その当時、パレスチナは飢饉にみまわれ、妻ナオミと食べ盛りの二人の子を
抱えたエリメレクは、頭を悩ました末、土地を処分し、
ユダのベツレヘムから、モアブの地に避難することにしました。
          
                       モアブって喧嘩相手ではなかったかしらね?
                       個人的にはそう悪い人ばかりではなかったようで・・

あっという間に10年が過ぎ去り
気づけはナオミは未亡人に、成人した子供たちは、モアブの女を妻に迎えていました。
それも束の間、子供たちも次々と亡くなり、
孫を抱くことも出来なかったナオミと、若くして夫を失った二人の嫁が残されました。

途方にくれていると吉報が。
ひどかった飢饉が故郷ユダの地から去ったとか・・
ナオミは荷物を処分して故郷を目指すことに。

気がかりなのは二人の嫁。
     
    「お前たちはまだ若い、実家に帰りなさい」

と言いましたが、彼女たちは首を縦には振りません。
それで三人でユダへの道を進みましたが、ナオミは道々二人の嫁に
どうだろうかと念を押し続けました。
それでも二人とも、泣きながら一緒に行きたいと言うのです。
                       
                          よっぽど良い姑さんだったんでしょうね。

それでもナオミは言いました。
     
    「いいかい、良く聞くんだよ。
     私の国には法律があって、
     お前たちの夫が子を成さずになくなった場合
     家系を守るために、夫の兄弟と結婚して、
     家系を絶やさないようにという法律があるんだ。

抽出データ –
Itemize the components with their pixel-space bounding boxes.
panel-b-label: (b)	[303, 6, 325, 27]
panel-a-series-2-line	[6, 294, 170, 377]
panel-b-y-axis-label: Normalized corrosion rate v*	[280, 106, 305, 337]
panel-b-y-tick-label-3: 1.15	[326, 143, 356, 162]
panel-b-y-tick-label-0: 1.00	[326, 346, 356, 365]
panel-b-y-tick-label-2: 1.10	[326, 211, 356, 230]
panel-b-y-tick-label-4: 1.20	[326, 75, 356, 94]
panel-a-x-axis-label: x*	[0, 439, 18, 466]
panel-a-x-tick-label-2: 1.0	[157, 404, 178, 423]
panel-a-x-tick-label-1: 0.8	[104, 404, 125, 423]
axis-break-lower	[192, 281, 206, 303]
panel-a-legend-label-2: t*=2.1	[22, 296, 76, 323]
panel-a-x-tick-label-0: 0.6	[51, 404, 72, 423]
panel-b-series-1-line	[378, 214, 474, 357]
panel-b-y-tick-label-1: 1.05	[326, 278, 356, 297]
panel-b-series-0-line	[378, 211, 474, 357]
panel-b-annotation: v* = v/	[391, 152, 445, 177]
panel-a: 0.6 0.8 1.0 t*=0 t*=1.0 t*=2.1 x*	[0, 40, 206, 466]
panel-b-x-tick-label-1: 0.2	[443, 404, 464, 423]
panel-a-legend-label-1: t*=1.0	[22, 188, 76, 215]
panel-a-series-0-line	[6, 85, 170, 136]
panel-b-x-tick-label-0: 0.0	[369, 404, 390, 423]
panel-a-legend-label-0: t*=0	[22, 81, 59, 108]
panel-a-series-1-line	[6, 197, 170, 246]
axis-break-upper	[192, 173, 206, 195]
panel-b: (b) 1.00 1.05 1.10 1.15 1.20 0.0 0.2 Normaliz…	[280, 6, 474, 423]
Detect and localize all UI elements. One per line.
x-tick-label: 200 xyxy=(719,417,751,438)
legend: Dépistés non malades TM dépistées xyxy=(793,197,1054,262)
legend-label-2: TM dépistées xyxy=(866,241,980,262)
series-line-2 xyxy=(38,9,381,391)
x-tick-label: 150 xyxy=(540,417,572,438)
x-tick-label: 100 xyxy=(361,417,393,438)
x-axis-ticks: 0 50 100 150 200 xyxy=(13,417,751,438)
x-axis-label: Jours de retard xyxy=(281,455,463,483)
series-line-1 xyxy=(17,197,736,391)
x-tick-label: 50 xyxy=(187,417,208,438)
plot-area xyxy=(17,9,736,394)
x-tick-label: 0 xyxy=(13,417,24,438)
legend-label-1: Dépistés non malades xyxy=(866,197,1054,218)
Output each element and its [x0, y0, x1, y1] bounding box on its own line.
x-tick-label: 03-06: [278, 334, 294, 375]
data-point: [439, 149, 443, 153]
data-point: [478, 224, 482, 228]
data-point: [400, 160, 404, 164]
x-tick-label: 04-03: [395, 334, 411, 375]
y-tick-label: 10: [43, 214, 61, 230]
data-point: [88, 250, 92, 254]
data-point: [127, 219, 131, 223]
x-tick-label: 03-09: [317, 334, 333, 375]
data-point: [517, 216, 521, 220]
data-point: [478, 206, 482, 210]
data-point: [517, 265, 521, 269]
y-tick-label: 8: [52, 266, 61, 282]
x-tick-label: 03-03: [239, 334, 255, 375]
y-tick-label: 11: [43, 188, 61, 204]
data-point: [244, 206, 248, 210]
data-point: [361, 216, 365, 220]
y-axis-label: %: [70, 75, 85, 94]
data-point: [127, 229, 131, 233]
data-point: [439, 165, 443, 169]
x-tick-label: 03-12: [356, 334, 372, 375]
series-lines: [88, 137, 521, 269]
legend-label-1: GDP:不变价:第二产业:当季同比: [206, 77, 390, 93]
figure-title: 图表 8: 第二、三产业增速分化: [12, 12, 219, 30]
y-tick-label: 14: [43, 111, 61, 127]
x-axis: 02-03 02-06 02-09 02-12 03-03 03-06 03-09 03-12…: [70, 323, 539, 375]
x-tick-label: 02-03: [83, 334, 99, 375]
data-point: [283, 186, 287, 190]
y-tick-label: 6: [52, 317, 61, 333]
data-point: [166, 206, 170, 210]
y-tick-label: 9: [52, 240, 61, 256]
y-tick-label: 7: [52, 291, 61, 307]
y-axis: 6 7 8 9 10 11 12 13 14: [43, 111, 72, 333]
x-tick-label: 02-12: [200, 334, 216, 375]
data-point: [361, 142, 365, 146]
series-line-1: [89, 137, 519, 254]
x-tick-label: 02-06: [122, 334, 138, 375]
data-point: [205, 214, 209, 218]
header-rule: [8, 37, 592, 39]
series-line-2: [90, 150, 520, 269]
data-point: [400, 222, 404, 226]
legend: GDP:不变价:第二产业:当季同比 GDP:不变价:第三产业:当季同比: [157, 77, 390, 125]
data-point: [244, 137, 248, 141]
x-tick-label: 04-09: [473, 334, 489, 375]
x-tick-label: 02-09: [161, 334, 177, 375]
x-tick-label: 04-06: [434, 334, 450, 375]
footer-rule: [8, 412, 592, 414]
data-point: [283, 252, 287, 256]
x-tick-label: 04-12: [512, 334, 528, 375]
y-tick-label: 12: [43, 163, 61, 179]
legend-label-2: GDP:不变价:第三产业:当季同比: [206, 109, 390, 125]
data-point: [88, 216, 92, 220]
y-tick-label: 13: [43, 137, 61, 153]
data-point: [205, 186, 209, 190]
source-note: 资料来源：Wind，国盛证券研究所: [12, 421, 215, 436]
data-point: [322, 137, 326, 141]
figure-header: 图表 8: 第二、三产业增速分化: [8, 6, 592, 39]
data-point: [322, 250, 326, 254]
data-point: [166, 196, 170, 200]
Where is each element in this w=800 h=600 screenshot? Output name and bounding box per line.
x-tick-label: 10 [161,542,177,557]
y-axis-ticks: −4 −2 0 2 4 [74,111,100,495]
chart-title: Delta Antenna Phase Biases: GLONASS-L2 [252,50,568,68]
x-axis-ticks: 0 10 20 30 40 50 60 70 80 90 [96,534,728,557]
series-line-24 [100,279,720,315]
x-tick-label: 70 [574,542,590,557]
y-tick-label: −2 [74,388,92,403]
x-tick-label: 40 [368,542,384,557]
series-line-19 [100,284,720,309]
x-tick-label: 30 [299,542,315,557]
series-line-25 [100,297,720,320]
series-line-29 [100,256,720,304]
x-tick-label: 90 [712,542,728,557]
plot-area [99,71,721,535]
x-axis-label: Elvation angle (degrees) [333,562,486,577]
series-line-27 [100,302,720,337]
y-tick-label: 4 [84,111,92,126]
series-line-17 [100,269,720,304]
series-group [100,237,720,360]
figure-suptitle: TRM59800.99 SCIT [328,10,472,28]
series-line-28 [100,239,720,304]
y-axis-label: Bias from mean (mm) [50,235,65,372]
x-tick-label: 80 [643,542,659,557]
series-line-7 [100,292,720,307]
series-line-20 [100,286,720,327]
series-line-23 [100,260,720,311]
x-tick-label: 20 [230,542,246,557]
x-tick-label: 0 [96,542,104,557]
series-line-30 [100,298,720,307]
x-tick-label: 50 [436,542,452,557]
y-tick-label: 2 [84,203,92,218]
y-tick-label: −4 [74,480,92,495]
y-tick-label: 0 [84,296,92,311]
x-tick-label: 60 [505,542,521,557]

記述課題 1 –
抜粋テキストに出てくる地名をすべて挙げてください。
記述課題 2 –
抜粋テキストを編集し、「個人的にはそう悪い人ばかりで」から始まり「ナオミは荷物を処分して故郷を目指すことに。」で終わる部分を、「吉報」を「朗報」に置き換えて示してください。

結果 1 –
パレスチナ、ユダ、ベツレヘム、モアブ

結果 2 –
個人的にはそう悪い人ばかりではなかったようで・・

あっという間に10年が過ぎ去り
気づけはナオミは未亡人に、成人した子供たちは、モアブの女を妻に迎えていました。
それも束の間、子供たちも次々と亡くなり、
孫を抱くことも出来なかったナオミと、若くして夫を失った二人の嫁が残されました。

途方にくれていると朗報が。
ひどかった飢饉が故郷ユダの地から去ったとか・・
ナオミは荷物を処分して故郷を目指すことに。